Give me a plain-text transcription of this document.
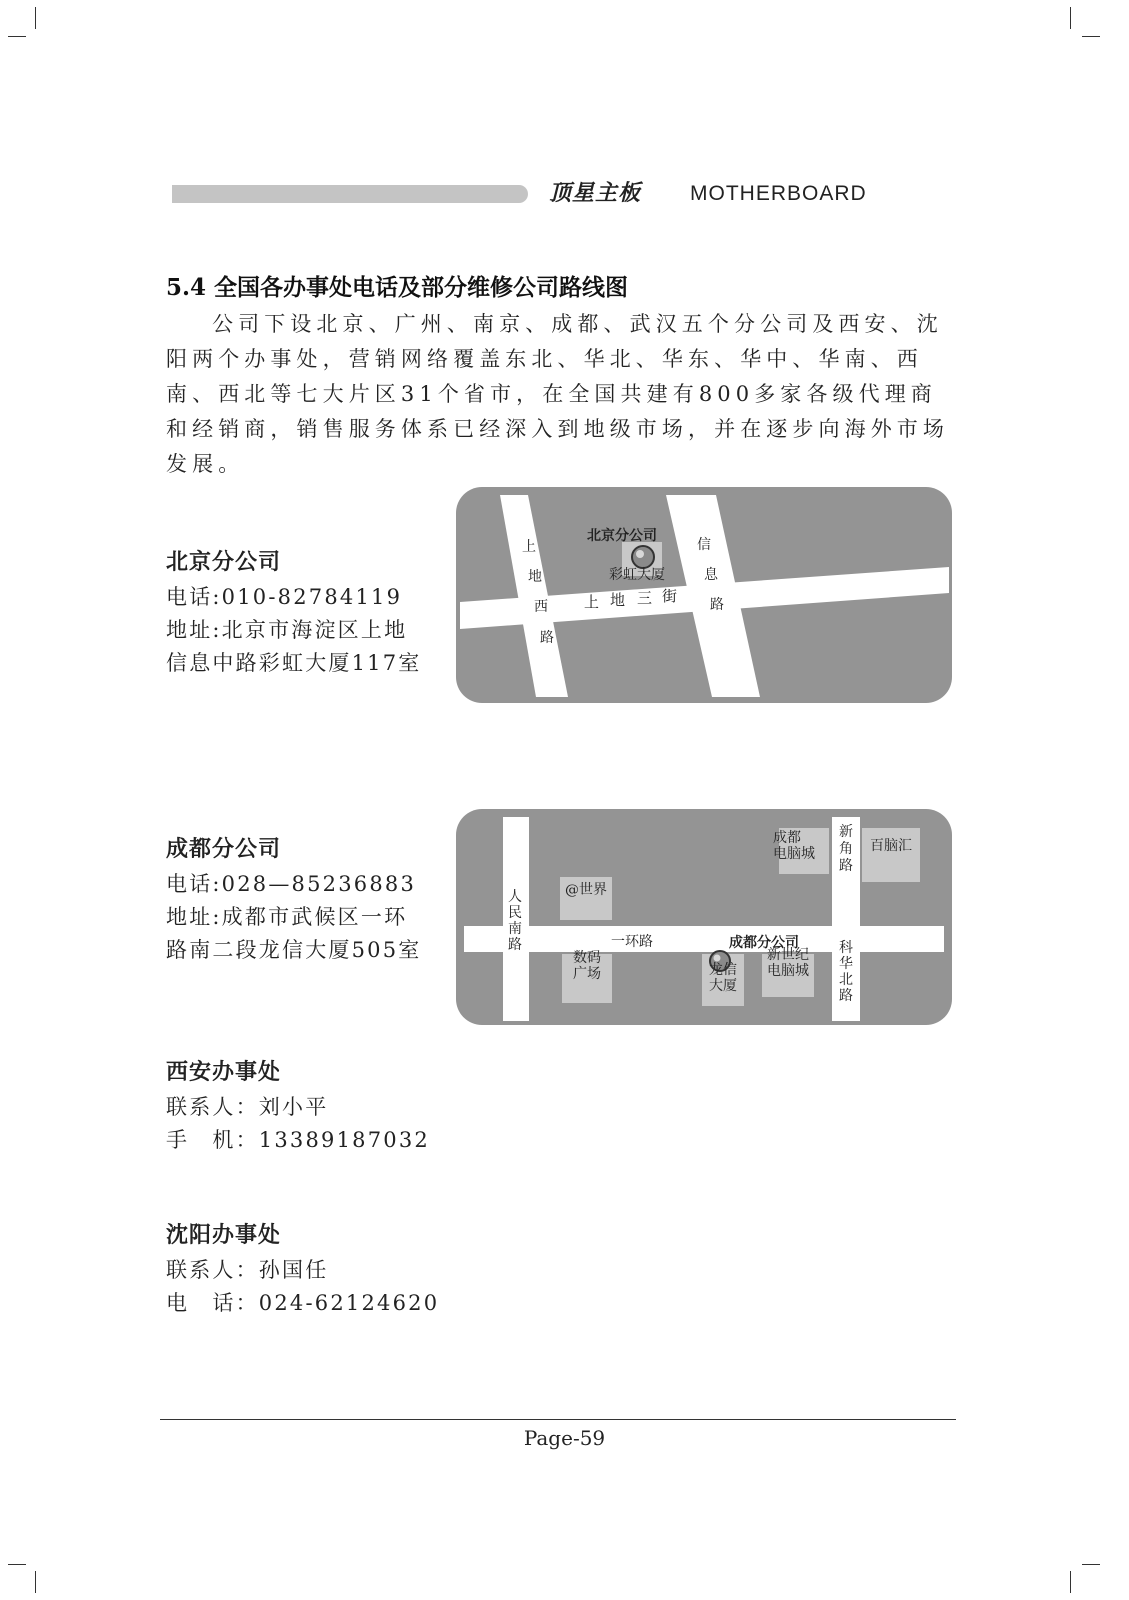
顶星主板 MOTHERBOARD
5.4 全国各办事处电话及部分维修公司路线图
公司下设北京、广州、南京、成都、武汉五个分公司及西安、沈阳两个办事处，营销网络覆盖东北、华北、华东、华中、华南、西南、西北等七大片区31个省市，在全国共建有800多家各级代理商和经销商，销售服务体系已经深入到地级市场，并在逐步向海外市场发展。
北京分公司
电话:010-82784119
地址:北京市海淀区上地
信息中路彩虹大厦117室
北京分公司
彩虹大厦
上
地
西
路
上 地 三 街
信
息
路
成都分公司
电话:028—85236883
地址:成都市武候区一环
路南二段龙信大厦505室	成都分公司
一环路
人
民
南
路
新
角
路
科
华
北
路
@世界
数码
广场	龙信
大厦
新世纪
电脑城
成都
电脑城	百脑汇
西安办事处
联系人：刘小平
手　机：13389187032
沈阳办事处
联系人：孙国任
电　话：024-62124620
Page-59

______

● Exercise task: From the data above, write out everything exactly except the pictures.

● Solution for this problem:
Give me a plain-text transcription of this document.
顶星主板 MOTHERBOARD
5.4 全国各办事处电话及部分维修公司路线图
公司下设北京、广州、南京、成都、武汉五个分公司及西安、沈阳两个办事处，营销网络覆盖东北、华北、华东、华中、华南、西南、西北等七大片区31个省市，在全国共建有800多家各级代理商和经销商，销售服务体系已经深入到地级市场，并在逐步向海外市场发展。
北京分公司
电话:010-82784119
地址:北京市海淀区上地
信息中路彩虹大厦117室
北京分公司
彩虹大厦
上
地
西
路
上 地 三 街
信
息
路
成都分公司
电话:028—85236883
地址:成都市武候区一环
路南二段龙信大厦505室	成都分公司
一环路
人
民
南
路
新
角
路
科
华
北
路
@世界
数码
广场	龙信
大厦
新世纪
电脑城
成都
电脑城	百脑汇
西安办事处
联系人：刘小平
手　机：13389187032
沈阳办事处
联系人：孙国任
电　话：024-62124620
Page-59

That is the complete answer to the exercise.